### [Exercise instructions]
Find the string "structured" and gather every line that holds it.

### [Input records]
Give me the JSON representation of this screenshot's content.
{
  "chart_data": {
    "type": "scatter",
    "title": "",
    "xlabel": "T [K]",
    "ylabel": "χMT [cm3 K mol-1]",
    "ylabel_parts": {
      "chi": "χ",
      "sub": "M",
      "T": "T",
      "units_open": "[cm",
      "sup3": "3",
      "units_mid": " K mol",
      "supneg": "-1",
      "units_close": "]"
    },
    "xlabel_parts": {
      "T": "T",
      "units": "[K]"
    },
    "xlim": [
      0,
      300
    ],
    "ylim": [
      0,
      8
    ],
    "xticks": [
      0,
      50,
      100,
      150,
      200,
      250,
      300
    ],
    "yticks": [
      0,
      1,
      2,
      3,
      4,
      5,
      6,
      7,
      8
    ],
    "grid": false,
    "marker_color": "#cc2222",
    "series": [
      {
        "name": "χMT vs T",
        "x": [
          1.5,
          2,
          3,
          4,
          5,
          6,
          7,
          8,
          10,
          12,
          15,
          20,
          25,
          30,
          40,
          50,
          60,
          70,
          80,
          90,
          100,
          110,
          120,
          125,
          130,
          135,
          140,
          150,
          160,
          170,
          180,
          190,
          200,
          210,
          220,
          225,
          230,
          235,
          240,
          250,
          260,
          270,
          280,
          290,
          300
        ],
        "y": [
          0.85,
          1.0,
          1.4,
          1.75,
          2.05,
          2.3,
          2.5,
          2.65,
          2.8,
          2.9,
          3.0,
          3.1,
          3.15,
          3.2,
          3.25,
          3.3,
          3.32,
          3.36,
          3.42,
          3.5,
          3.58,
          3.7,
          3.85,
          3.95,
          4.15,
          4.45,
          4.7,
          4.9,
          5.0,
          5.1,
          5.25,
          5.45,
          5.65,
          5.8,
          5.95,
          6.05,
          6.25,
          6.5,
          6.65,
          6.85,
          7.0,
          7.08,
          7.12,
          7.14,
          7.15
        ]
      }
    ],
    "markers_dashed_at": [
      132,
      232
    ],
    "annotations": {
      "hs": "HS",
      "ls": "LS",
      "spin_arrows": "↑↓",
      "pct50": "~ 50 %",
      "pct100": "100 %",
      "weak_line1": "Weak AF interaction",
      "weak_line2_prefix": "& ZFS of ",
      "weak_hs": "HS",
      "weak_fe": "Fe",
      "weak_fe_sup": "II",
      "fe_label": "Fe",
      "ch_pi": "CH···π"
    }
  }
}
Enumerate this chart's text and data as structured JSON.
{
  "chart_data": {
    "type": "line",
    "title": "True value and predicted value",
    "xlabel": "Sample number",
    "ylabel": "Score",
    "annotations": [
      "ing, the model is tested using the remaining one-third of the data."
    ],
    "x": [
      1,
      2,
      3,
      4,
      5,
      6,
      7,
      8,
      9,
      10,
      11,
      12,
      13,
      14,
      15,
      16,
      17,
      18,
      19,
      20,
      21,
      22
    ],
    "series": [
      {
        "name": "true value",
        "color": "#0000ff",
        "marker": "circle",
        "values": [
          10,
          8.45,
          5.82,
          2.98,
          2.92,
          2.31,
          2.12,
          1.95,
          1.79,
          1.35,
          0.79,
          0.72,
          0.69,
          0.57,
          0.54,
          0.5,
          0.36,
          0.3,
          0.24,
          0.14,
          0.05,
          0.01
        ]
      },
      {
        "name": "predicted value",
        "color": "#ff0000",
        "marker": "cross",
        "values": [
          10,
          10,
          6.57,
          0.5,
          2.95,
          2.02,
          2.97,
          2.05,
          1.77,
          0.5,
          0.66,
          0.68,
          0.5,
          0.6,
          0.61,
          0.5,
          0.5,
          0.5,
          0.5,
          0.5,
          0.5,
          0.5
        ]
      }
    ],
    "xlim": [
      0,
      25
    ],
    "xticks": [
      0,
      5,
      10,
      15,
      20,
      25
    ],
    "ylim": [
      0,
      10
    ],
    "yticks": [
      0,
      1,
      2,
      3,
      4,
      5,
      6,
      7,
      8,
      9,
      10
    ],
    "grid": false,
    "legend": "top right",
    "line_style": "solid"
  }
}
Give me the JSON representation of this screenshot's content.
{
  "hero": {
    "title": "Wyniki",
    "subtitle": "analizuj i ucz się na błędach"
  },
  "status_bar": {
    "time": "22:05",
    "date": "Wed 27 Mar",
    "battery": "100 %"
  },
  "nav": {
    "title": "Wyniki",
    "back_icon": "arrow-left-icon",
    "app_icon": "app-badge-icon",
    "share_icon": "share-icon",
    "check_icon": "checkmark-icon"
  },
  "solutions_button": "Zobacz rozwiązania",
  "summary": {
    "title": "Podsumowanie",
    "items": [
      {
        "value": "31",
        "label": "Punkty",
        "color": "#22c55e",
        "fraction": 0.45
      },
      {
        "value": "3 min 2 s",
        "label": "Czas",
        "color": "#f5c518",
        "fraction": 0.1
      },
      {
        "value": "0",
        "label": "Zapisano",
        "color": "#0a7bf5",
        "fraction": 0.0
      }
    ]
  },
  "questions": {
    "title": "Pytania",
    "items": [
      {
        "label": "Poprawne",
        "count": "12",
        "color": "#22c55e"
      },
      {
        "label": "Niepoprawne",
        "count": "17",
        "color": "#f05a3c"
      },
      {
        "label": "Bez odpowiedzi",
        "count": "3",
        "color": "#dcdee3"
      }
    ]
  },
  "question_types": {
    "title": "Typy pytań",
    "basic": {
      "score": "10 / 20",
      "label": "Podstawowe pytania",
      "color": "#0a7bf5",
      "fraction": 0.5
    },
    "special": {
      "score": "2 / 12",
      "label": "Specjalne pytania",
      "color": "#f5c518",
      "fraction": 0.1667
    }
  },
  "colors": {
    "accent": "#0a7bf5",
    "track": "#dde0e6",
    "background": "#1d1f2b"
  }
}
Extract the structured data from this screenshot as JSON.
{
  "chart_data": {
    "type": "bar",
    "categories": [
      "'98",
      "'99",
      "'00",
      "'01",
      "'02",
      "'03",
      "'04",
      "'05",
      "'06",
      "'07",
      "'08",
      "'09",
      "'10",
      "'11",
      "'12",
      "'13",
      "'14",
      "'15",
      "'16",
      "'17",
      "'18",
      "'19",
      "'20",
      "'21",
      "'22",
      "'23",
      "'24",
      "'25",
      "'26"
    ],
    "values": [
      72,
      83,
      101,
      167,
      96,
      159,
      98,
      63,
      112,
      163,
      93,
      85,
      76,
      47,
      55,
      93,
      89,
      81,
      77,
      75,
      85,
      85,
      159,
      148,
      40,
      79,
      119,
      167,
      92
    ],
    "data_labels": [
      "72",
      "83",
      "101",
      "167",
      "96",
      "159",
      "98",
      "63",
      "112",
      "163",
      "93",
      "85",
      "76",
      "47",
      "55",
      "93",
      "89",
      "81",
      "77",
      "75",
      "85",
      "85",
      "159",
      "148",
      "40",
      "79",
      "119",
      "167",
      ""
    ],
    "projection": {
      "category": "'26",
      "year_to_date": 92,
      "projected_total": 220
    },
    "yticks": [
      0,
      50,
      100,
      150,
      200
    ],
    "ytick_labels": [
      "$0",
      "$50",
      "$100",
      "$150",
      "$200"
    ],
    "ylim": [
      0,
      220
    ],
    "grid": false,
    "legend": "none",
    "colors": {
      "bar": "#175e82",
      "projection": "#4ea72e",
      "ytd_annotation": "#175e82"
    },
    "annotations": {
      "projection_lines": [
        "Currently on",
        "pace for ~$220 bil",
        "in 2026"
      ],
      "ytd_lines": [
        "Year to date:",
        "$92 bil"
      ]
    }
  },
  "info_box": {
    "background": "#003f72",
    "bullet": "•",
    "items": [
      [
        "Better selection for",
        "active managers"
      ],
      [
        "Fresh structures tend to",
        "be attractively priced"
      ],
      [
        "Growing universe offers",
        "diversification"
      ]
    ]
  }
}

### [Correct answer]
Enumerate this chart's text and data as structured JSON.
Extract the structured data from this screenshot as JSON.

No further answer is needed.